REQUEST —
Each entry here needs to be set down again exactly, please; pictures are left out.

MATERIAL PROVIDED —
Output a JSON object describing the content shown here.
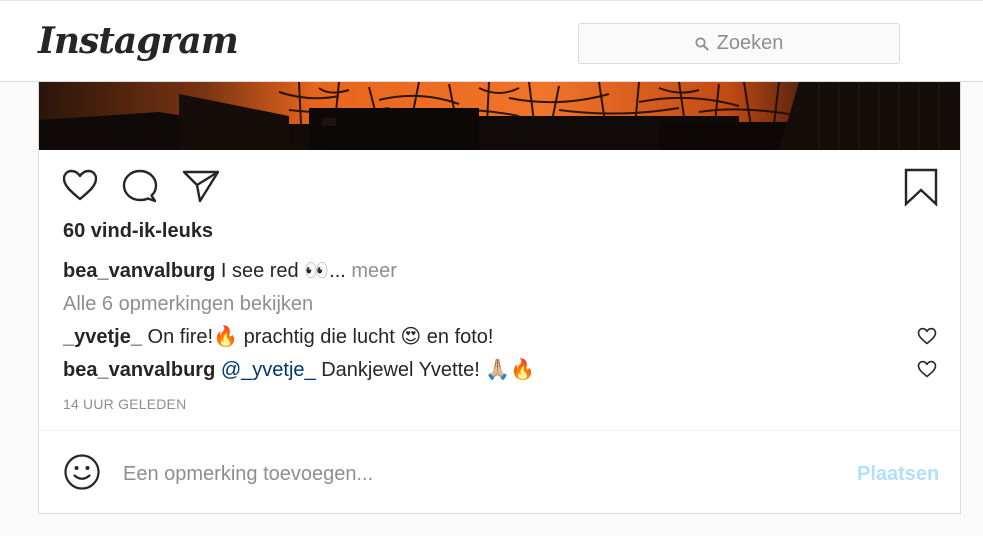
{
  "header": {
    "logo": "Instagram",
    "search_placeholder": "Zoeken"
  },
  "post": {
    "likes": "60 vind-ik-leuks",
    "caption": {
      "user": "bea_vanvalburg",
      "text": "I see red",
      "emoji": "👀",
      "ellipsis": "...",
      "more": "meer"
    },
    "view_comments": "Alle 6 opmerkingen bekijken",
    "comments": [
      {
        "user": "_yvetje_",
        "text_1": "On fire!",
        "emoji_1": "🔥",
        "text_2": "prachtig die lucht",
        "emoji_2": "😍",
        "text_3": "en foto!"
      },
      {
        "user": "bea_vanvalburg",
        "mention": "@_yvetje_",
        "text_1": "Dankjewel Yvette!",
        "emoji_1": "🙏🏼",
        "emoji_2": "🔥"
      }
    ],
    "timestamp": "14 UUR GELEDEN",
    "add_comment_placeholder": "Een opmerking toevoegen...",
    "post_button": "Plaatsen"
  },
  "icons": [
    "heart-icon",
    "comment-icon",
    "share-icon",
    "bookmark-icon",
    "search-icon",
    "smiley-icon"
  ],
  "colors": {
    "text": "#262626",
    "muted": "#8e8e8e",
    "mention": "#00376b",
    "post_button_disabled": "#b2dffc",
    "sky_fire": "#e2641a"
  }
}
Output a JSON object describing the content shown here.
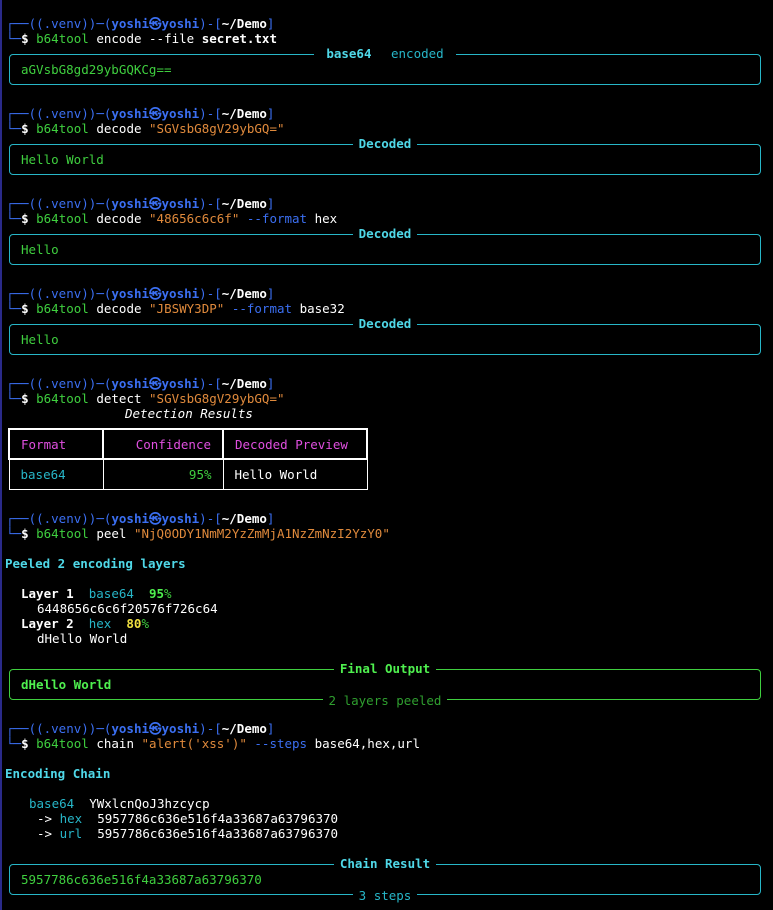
{
  "prompt": {
    "venv": "(.venv)",
    "user": "yoshi",
    "host": "yoshi",
    "path": "~/Demo"
  },
  "commands": [
    {
      "tool": "b64tool",
      "sub": "encode",
      "args": "--file",
      "arg2": "secret.txt"
    },
    {
      "tool": "b64tool",
      "sub": "decode",
      "args": "\"SGVsbG8gV29ybGQ=\""
    },
    {
      "tool": "b64tool",
      "sub": "decode",
      "args": "\"48656c6c6f\"",
      "flag": "--format",
      "flagval": "hex"
    },
    {
      "tool": "b64tool",
      "sub": "decode",
      "args": "\"JBSWY3DP\"",
      "flag": "--format",
      "flagval": "base32"
    },
    {
      "tool": "b64tool",
      "sub": "detect",
      "args": "\"SGVsbG8gV29ybGQ=\""
    },
    {
      "tool": "b64tool",
      "sub": "peel",
      "args": "\"NjQ0ODY1NmM2YzZmMjA1NzZmNzI2YzY0\""
    },
    {
      "tool": "b64tool",
      "sub": "chain",
      "args": "\"alert('xss')\"",
      "flag": "--steps",
      "flagval": "base64,hex,url"
    }
  ],
  "panels": {
    "encode": {
      "title_a": "base64",
      "title_b": "encoded",
      "body": "aGVsbG8gd29ybGQKCg=="
    },
    "decode1": {
      "title": "Decoded",
      "body": "Hello World"
    },
    "decode2": {
      "title": "Decoded",
      "body": "Hello"
    },
    "decode3": {
      "title": "Decoded",
      "body": "Hello"
    },
    "final": {
      "title": "Final Output",
      "body": "dHello World",
      "footer": "2 layers peeled"
    },
    "chain": {
      "title": "Chain Result",
      "body": "5957786c636e516f4a33687a63796370",
      "footer": "3 steps"
    }
  },
  "detect": {
    "caption": "Detection Results",
    "headers": [
      "Format",
      "Confidence",
      "Decoded Preview"
    ],
    "rows": [
      [
        "base64",
        "95%",
        "Hello World"
      ]
    ]
  },
  "peel": {
    "heading": "Peeled 2 encoding layers",
    "layers": [
      {
        "label": "Layer 1",
        "format": "base64",
        "conf": "95",
        "pct": "%",
        "value": "6448656c6c6f20576f726c64"
      },
      {
        "label": "Layer 2",
        "format": "hex",
        "conf": "80",
        "pct": "%",
        "value": "dHello World"
      }
    ]
  },
  "chain": {
    "heading": "Encoding Chain",
    "steps": [
      {
        "prefix": "",
        "format": "base64",
        "value": "YWxlcnQoJ3hzcycp"
      },
      {
        "prefix": "->",
        "format": "hex",
        "value": "5957786c636e516f4a33687a63796370"
      },
      {
        "prefix": "->",
        "format": "url",
        "value": "5957786c636e516f4a33687a63796370"
      }
    ]
  },
  "colors": {
    "prompt": "#3b6ff2",
    "panel_border": "#27b6c8",
    "output_green": "#3fcf3f",
    "string_orange": "#e08a3c",
    "header_magenta": "#e04fe0"
  }
}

OUTPUT OF THE TASK —
Output a JSON object describing the content shown here.
{
  "header": {
    "logo": "Instagram",
    "search_placeholder": "Zoeken"
  },
  "post": {
    "likes": "60 vind-ik-leuks",
    "caption": {
      "user": "bea_vanvalburg",
      "text": "I see red",
      "emoji": "👀",
      "ellipsis": "...",
      "more": "meer"
    },
    "view_comments": "Alle 6 opmerkingen bekijken",
    "comments": [
      {
        "user": "_yvetje_",
        "text_1": "On fire!",
        "emoji_1": "🔥",
        "text_2": "prachtig die lucht",
        "emoji_2": "😍",
        "text_3": "en foto!"
      },
      {
        "user": "bea_vanvalburg",
        "mention": "@_yvetje_",
        "text_1": "Dankjewel Yvette!",
        "emoji_1": "🙏🏼",
        "emoji_2": "🔥"
      }
    ],
    "timestamp": "14 UUR GELEDEN",
    "add_comment_placeholder": "Een opmerking toevoegen...",
    "post_button": "Plaatsen"
  },
  "icons": [
    "heart-icon",
    "comment-icon",
    "share-icon",
    "bookmark-icon",
    "search-icon",
    "smiley-icon"
  ],
  "colors": {
    "text": "#262626",
    "muted": "#8e8e8e",
    "mention": "#00376b",
    "post_button_disabled": "#b2dffc",
    "sky_fire": "#e2641a"
  }
}
Output a JSON object describing the content shown here.
{
  "prompt": {
    "venv": "(.venv)",
    "user": "yoshi",
    "host": "yoshi",
    "path": "~/Demo"
  },
  "commands": [
    {
      "tool": "b64tool",
      "sub": "encode",
      "args": "--file",
      "arg2": "secret.txt"
    },
    {
      "tool": "b64tool",
      "sub": "decode",
      "args": "\"SGVsbG8gV29ybGQ=\""
    },
    {
      "tool": "b64tool",
      "sub": "decode",
      "args": "\"48656c6c6f\"",
      "flag": "--format",
      "flagval": "hex"
    },
    {
      "tool": "b64tool",
      "sub": "decode",
      "args": "\"JBSWY3DP\"",
      "flag": "--format",
      "flagval": "base32"
    },
    {
      "tool": "b64tool",
      "sub": "detect",
      "args": "\"SGVsbG8gV29ybGQ=\""
    },
    {
      "tool": "b64tool",
      "sub": "peel",
      "args": "\"NjQ0ODY1NmM2YzZmMjA1NzZmNzI2YzY0\""
    },
    {
      "tool": "b64tool",
      "sub": "chain",
      "args": "\"alert('xss')\"",
      "flag": "--steps",
      "flagval": "base64,hex,url"
    }
  ],
  "panels": {
    "encode": {
      "title_a": "base64",
      "title_b": "encoded",
      "body": "aGVsbG8gd29ybGQKCg=="
    },
    "decode1": {
      "title": "Decoded",
      "body": "Hello World"
    },
    "decode2": {
      "title": "Decoded",
      "body": "Hello"
    },
    "decode3": {
      "title": "Decoded",
      "body": "Hello"
    },
    "final": {
      "title": "Final Output",
      "body": "dHello World",
      "footer": "2 layers peeled"
    },
    "chain": {
      "title": "Chain Result",
      "body": "5957786c636e516f4a33687a63796370",
      "footer": "3 steps"
    }
  },
  "detect": {
    "caption": "Detection Results",
    "headers": [
      "Format",
      "Confidence",
      "Decoded Preview"
    ],
    "rows": [
      [
        "base64",
        "95%",
        "Hello World"
      ]
    ]
  },
  "peel": {
    "heading": "Peeled 2 encoding layers",
    "layers": [
      {
        "label": "Layer 1",
        "format": "base64",
        "conf": "95",
        "pct": "%",
        "value": "6448656c6c6f20576f726c64"
      },
      {
        "label": "Layer 2",
        "format": "hex",
        "conf": "80",
        "pct": "%",
        "value": "dHello World"
      }
    ]
  },
  "chain": {
    "heading": "Encoding Chain",
    "steps": [
      {
        "prefix": "",
        "format": "base64",
        "value": "YWxlcnQoJ3hzcycp"
      },
      {
        "prefix": "->",
        "format": "hex",
        "value": "5957786c636e516f4a33687a63796370"
      },
      {
        "prefix": "->",
        "format": "url",
        "value": "5957786c636e516f4a33687a63796370"
      }
    ]
  },
  "colors": {
    "prompt": "#3b6ff2",
    "panel_border": "#27b6c8",
    "output_green": "#3fcf3f",
    "string_orange": "#e08a3c",
    "header_magenta": "#e04fe0"
  }
}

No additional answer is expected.